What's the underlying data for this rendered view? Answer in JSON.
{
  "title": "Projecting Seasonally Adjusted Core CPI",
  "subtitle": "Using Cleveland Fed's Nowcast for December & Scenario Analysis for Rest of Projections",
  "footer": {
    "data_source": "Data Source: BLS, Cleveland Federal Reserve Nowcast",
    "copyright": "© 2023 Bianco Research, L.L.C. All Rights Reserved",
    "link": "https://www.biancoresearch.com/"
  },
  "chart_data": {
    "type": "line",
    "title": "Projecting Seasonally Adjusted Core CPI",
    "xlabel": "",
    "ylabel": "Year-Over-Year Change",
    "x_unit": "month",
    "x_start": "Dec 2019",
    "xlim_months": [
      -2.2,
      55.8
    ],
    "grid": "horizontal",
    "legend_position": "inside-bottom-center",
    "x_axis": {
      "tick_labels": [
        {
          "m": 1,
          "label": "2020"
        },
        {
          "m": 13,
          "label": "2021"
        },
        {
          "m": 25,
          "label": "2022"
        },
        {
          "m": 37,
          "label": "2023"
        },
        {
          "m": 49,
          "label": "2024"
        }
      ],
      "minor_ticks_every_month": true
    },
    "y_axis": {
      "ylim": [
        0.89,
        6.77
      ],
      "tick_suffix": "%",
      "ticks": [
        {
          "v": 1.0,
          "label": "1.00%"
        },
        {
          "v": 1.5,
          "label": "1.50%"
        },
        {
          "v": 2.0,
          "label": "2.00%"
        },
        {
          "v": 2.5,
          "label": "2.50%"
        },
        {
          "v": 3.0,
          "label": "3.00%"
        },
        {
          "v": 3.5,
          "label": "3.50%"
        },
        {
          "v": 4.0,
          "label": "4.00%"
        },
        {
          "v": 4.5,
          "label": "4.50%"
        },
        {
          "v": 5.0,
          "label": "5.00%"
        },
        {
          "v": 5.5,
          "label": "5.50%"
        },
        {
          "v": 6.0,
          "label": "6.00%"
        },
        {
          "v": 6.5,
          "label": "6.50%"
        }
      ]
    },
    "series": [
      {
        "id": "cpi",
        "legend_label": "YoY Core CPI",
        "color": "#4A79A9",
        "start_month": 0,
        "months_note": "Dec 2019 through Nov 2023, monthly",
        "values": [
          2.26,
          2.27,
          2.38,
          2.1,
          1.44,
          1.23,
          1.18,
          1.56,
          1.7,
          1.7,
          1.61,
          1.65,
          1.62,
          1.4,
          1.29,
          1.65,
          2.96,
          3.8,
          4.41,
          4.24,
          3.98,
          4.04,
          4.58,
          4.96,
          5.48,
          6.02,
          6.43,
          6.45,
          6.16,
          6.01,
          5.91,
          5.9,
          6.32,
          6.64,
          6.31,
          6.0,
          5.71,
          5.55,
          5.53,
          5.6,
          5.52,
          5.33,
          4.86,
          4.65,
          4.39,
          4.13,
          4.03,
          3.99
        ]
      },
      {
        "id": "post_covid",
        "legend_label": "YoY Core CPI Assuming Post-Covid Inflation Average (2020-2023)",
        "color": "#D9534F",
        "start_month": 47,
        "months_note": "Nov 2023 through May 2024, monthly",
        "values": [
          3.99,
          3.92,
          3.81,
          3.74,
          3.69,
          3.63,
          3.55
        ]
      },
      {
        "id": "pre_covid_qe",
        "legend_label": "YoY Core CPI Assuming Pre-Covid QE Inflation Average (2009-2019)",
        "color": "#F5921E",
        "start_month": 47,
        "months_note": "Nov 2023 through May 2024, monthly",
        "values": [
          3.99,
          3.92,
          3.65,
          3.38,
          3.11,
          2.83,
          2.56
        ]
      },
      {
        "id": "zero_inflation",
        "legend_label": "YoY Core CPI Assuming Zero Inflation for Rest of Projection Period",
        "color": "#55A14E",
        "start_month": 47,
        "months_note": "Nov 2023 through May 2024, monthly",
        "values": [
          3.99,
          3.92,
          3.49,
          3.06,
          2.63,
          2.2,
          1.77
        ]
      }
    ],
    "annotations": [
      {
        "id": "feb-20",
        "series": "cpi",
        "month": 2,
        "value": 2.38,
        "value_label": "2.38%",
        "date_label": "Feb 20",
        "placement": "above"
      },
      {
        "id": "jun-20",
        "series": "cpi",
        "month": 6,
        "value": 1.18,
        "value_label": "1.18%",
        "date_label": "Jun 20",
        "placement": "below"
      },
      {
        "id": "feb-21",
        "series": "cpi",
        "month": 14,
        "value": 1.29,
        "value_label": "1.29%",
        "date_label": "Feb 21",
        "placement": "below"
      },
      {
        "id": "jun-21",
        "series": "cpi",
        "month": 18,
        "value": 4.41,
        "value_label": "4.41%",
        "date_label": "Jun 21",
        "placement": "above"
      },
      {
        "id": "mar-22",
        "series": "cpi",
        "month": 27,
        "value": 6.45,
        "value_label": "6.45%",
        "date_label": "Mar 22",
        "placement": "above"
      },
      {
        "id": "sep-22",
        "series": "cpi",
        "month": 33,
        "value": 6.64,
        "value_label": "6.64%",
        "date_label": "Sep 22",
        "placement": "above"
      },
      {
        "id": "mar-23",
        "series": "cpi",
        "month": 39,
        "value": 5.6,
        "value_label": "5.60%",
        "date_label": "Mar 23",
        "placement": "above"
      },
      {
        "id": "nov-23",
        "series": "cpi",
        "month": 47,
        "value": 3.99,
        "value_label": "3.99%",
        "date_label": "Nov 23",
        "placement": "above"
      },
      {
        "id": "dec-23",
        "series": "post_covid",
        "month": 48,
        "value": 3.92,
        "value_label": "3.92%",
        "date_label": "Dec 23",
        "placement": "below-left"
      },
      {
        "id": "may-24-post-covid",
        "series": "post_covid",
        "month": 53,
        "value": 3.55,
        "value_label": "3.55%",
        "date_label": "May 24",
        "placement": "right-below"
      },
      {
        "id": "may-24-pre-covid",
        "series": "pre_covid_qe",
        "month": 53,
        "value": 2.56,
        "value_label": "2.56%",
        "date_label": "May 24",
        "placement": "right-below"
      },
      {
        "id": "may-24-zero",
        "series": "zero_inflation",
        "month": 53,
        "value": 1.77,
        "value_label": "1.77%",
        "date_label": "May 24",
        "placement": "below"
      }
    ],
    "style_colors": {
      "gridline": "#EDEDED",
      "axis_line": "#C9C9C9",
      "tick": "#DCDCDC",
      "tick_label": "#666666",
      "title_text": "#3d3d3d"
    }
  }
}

* * *

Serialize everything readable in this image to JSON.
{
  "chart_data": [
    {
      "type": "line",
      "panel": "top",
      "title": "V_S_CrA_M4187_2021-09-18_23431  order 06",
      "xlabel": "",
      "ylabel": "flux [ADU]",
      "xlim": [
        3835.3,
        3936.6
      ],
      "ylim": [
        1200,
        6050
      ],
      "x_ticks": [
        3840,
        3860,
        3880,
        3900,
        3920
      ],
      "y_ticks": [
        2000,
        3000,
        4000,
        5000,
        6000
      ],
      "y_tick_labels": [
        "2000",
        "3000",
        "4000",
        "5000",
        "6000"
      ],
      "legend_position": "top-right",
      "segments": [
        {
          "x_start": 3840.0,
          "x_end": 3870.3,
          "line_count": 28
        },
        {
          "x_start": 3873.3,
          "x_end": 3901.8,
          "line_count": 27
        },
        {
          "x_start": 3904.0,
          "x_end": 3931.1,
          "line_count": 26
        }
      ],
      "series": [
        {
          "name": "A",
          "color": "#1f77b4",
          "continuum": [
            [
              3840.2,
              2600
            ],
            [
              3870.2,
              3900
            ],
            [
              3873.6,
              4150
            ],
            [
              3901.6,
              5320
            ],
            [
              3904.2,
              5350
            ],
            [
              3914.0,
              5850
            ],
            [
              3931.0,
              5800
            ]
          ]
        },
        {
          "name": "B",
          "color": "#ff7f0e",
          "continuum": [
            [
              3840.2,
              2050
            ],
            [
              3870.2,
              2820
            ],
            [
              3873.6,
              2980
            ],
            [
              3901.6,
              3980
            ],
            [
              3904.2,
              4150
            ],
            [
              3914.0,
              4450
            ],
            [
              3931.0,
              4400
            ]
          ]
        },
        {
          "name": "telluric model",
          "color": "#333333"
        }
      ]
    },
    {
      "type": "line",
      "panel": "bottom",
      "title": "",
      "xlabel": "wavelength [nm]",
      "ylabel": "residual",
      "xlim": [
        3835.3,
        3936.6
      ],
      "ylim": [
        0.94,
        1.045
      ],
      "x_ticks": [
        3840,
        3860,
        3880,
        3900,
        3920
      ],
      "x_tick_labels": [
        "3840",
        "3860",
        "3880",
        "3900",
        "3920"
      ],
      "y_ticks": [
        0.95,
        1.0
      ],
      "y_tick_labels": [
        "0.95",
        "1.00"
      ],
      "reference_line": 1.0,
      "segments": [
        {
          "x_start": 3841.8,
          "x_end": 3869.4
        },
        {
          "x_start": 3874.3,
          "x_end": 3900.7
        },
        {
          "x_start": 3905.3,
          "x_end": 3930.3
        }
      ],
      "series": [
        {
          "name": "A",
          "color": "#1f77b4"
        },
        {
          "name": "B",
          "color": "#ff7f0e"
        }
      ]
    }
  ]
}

Given problem –
Copy each line of the preceding data that contains the string "Average".

Task output –
        "legend_label": "YoY Core CPI Assuming Post-Covid Inflation Average (2020-2023)",
        "legend_label": "YoY Core CPI Assuming Pre-Covid QE Inflation Average (2009-2019)",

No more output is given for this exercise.